Written request ▸ Select each line where the word "data" appears.

Material to process ▸
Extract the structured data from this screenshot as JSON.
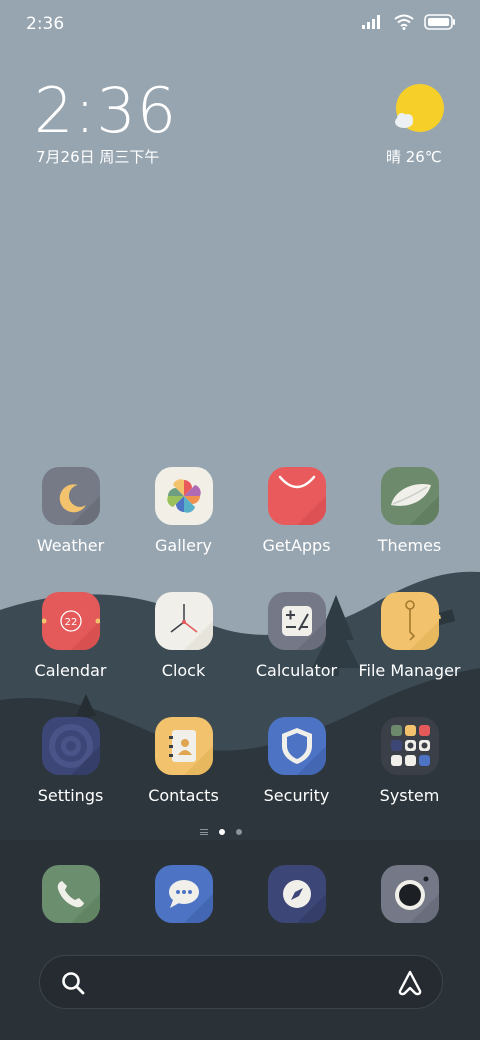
{
  "status_bar": {
    "time": "2:36"
  },
  "widget": {
    "time": "2:36",
    "date": "7月26日 周三下午",
    "weather": "晴 26℃"
  },
  "apps": [
    {
      "label": "Weather"
    },
    {
      "label": "Gallery"
    },
    {
      "label": "GetApps"
    },
    {
      "label": "Themes"
    },
    {
      "label": "Calendar",
      "badge": "22"
    },
    {
      "label": "Clock"
    },
    {
      "label": "Calculator"
    },
    {
      "label": "File Manager"
    },
    {
      "label": "Settings"
    },
    {
      "label": "Contacts"
    },
    {
      "label": "Security"
    },
    {
      "label": "System"
    }
  ],
  "dock": [
    "phone-icon",
    "messages-icon",
    "browser-icon",
    "camera-icon"
  ],
  "colors": {
    "sky": "#97a5b0",
    "hill_far": "#3b4a53",
    "hill_near": "#2a3237",
    "weather": "#767a86",
    "gallery": "#f2efe6",
    "getapps": "#e95a5d",
    "themes": "#6d8b6c",
    "calendar": "#e45a5a",
    "clock": "#f1efe9",
    "calculator": "#757887",
    "file_manager": "#f2c36c",
    "settings": "#3d4777",
    "contacts": "#f2c36c",
    "security": "#4d73c4",
    "system": "#3b4048",
    "phone": "#6a8e6e",
    "messages": "#4d73c4",
    "browser": "#3d4777",
    "camera": "#757887"
  }
}
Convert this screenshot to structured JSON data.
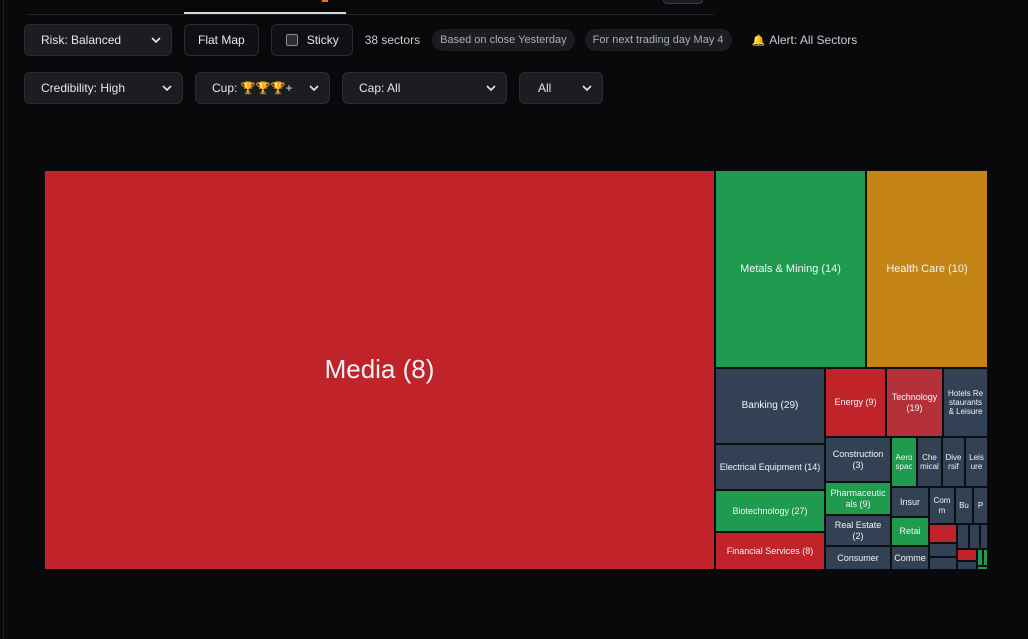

Worked solution ▸
Extract the structured data from this screenshot as JSON.
Convert this screenshot to structured JSON data.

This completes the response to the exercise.